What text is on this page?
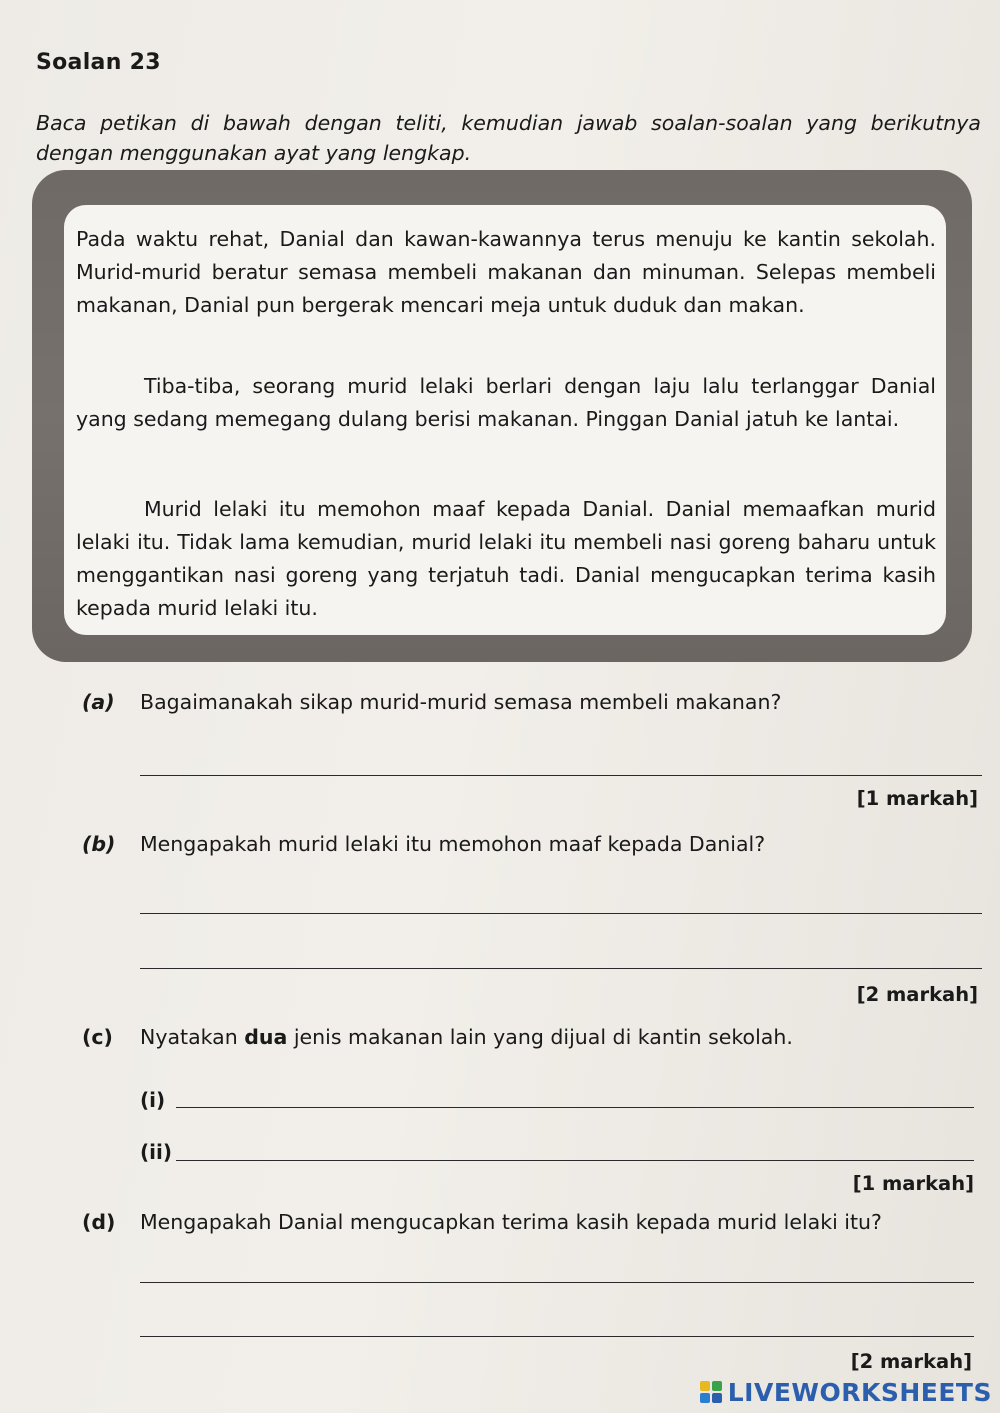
Soalan 23
Baca petikan di bawah dengan teliti, kemudian jawab soalan-soalan yang berikutnya dengan menggunakan ayat yang lengkap.

Pada waktu rehat, Danial dan kawan-kawannya terus menuju ke kantin sekolah. Murid-murid beratur semasa membeli makanan dan minuman. Selepas membeli makanan, Danial pun bergerak mencari meja untuk duduk dan makan.

Tiba-tiba, seorang murid lelaki berlari dengan laju lalu terlanggar Danial yang sedang memegang dulang berisi makanan. Pinggan Danial jatuh ke lantai.

Murid lelaki itu memohon maaf kepada Danial. Danial memaafkan murid lelaki itu. Tidak lama kemudian, murid lelaki itu membeli nasi goreng baharu untuk menggantikan nasi goreng yang terjatuh tadi. Danial mengucapkan terima kasih kepada murid lelaki itu.

(a) Bagaimanakah sikap murid-murid semasa membeli makanan?
[1 markah]
(b) Mengapakah murid lelaki itu memohon maaf kepada Danial?
[2 markah]
(c) Nyatakan dua jenis makanan lain yang dijual di kantin sekolah.
(i)
(ii)
[1 markah]
(d) Mengapakah Danial mengucapkan terima kasih kepada murid lelaki itu?
[2 markah]
LIVEWORKSHEETS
------------------------------------------------
### [WORK INSTRUCTIONS]
Reproduce each line exactly as it appears, omitting the pictures.

### [RESPONSE TO THE TASK]
What text is on this page?
Soalan 23
Baca petikan di bawah dengan teliti, kemudian jawab soalan-soalan yang berikutnya dengan menggunakan ayat yang lengkap.

Pada waktu rehat, Danial dan kawan-kawannya terus menuju ke kantin sekolah. Murid-murid beratur semasa membeli makanan dan minuman. Selepas membeli makanan, Danial pun bergerak mencari meja untuk duduk dan makan.

Tiba-tiba, seorang murid lelaki berlari dengan laju lalu terlanggar Danial yang sedang memegang dulang berisi makanan. Pinggan Danial jatuh ke lantai.

Murid lelaki itu memohon maaf kepada Danial. Danial memaafkan murid lelaki itu. Tidak lama kemudian, murid lelaki itu membeli nasi goreng baharu untuk menggantikan nasi goreng yang terjatuh tadi. Danial mengucapkan terima kasih kepada murid lelaki itu.

(a) Bagaimanakah sikap murid-murid semasa membeli makanan?
[1 markah]
(b) Mengapakah murid lelaki itu memohon maaf kepada Danial?
[2 markah]
(c) Nyatakan dua jenis makanan lain yang dijual di kantin sekolah.
(i)
(ii)
[1 markah]
(d) Mengapakah Danial mengucapkan terima kasih kepada murid lelaki itu?
[2 markah]
LIVEWORKSHEETS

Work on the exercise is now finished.